### ACTION ITEM A
In the excerpt on GERD risk loci, what criteria were used to select candidate genes for pathway annotation?
### ACTION ITEM B
From the excerpt on GERD risk loci, write out the passage from "Biological Interpretation of" up to and including "downstream pathway annotation.", word for word.
Top of EXCERPT PROVIDED
Biological Interpretation of GERD-associated loci
To elucidate the functional relevance of the newly identified GERD risk loci, we performed gene and pathway enrichment analyses using the InsightGWAS-predicted loci. Candidate genes were prioritized by MAGMA, selecting those within 500 kb of each locus with P < 0.01 for downstream pathway annotation.
Our pathway enrichment analysis of GERD risk loci revealed progressively deeper biological insights across different analytical approaches (Fig. 5 and Supplementary Data 2). The conventional GWAS (An et al.)1 showed minimal enrichment, with only nominal associations for basic processes like protein binding (GO:0005515). In contrast, MTAG analysis (Ong et al.)8 demonstrated improved detection of neuronal pathways, including synapse organization (GO:0050808) and synaptic structure (GO:0045202). Most strikingly, novel loci from InsightGWAS identified exceptional enrichment for specific neural mechanisms - modulation of chemical synaptic transmission (GO:0050804) and neuron development (GO:0048666) - suggesting potential pathways underlying visceral hypersensitivity. The complete InsightGWAS analysis (all loci) not only confirmed these neural associations but also revealed additional epithelial mechanisms through cadherin binding (GO:0045296) and trans-synaptic signaling (GO:0099537), providing a comprehensive view of GERD’s dual neural-epithelial pathology.
Enrichment results (-log10(P values) and enrichment ratios) for Gene Ontology (GO) terms across four analytical approaches (Supplementary Data 3): conventional GWAS (An et al1.), MTAG analysis (Ong et al8.), novel loci from InsightGWAS (InsightGWAS-new), and all loci from InsightGWAS (InsightGWAS-all).
Bottom of EXCERPT PROVIDED
Top of EXERCISE DATA
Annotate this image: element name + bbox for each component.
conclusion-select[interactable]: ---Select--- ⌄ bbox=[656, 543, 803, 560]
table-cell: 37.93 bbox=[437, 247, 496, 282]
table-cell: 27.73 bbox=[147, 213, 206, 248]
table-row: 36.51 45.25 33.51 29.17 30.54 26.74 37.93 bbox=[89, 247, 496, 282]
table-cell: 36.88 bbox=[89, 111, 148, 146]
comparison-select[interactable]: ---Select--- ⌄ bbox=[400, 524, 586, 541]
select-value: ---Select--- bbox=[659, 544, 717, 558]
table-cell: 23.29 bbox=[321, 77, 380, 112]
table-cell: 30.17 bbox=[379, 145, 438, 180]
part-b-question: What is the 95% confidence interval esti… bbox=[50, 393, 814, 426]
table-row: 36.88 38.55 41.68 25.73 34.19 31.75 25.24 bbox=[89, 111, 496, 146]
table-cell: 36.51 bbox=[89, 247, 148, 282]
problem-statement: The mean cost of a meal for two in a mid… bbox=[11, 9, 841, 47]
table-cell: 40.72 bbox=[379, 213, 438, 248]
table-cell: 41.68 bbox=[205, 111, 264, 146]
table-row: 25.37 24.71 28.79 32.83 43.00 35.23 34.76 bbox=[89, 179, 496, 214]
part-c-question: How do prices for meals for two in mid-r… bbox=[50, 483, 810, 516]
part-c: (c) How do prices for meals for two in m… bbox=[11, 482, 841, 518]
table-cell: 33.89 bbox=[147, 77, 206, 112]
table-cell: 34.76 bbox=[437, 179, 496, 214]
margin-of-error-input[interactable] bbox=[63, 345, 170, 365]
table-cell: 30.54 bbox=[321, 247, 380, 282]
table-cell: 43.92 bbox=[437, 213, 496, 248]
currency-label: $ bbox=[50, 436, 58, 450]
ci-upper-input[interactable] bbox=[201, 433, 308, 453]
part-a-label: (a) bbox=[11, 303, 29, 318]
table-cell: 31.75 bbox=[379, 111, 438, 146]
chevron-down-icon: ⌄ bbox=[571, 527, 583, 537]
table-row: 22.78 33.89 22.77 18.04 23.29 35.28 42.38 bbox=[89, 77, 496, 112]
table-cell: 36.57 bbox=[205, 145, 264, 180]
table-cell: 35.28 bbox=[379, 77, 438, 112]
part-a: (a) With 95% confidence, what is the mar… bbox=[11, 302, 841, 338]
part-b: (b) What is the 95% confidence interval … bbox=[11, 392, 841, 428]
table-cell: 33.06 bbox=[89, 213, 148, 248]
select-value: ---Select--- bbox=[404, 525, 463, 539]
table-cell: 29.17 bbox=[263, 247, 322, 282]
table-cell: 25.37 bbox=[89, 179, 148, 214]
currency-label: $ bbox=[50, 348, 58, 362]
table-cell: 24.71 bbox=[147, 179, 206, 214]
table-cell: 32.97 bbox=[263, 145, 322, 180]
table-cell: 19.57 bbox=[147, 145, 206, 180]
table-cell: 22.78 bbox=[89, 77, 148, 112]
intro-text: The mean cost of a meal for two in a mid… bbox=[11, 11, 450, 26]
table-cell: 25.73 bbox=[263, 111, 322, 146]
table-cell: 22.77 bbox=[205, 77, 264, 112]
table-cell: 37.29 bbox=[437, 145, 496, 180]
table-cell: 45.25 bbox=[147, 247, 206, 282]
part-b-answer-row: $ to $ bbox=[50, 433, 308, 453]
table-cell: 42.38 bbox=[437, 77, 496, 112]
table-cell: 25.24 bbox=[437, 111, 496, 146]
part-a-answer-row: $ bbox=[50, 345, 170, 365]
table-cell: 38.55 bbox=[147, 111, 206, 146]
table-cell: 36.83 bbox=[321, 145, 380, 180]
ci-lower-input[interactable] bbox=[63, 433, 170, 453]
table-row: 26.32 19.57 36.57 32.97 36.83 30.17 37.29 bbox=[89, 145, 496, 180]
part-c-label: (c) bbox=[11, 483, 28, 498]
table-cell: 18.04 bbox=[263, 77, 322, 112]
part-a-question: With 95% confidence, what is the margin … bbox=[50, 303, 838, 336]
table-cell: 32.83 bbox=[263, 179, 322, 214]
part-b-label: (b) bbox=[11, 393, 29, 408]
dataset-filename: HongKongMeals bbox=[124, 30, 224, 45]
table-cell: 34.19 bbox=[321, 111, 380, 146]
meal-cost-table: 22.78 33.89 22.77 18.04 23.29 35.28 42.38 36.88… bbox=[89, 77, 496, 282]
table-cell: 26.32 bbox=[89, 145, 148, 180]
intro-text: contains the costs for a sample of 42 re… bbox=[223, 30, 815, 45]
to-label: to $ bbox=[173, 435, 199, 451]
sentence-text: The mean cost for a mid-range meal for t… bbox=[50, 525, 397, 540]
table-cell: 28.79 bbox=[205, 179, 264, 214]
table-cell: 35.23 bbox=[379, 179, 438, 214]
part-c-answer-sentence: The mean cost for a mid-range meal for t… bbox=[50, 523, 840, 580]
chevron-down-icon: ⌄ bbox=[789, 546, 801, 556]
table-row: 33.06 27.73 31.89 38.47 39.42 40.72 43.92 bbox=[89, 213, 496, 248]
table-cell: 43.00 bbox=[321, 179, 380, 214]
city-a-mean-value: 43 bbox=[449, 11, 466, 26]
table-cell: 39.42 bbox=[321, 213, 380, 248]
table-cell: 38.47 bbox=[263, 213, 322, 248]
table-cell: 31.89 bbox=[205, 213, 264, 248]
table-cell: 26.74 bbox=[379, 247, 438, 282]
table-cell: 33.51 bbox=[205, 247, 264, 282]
Bottom of EXERCISE DATA
### RESPONSE AREA A
Genes within 500 kb of each locus with P < 0.01, as prioritized by MAGMA.

### RESPONSE AREA B
Biological Interpretation of GERD-associated loci
To elucidate the functional relevance of the newly identified GERD risk loci, we performed gene and pathway enrichment analyses using the InsightGWAS-predicted loci. Candidate genes were prioritized by MAGMA, selecting those within 500 kb of each locus with P < 0.01 for downstream pathway annotation.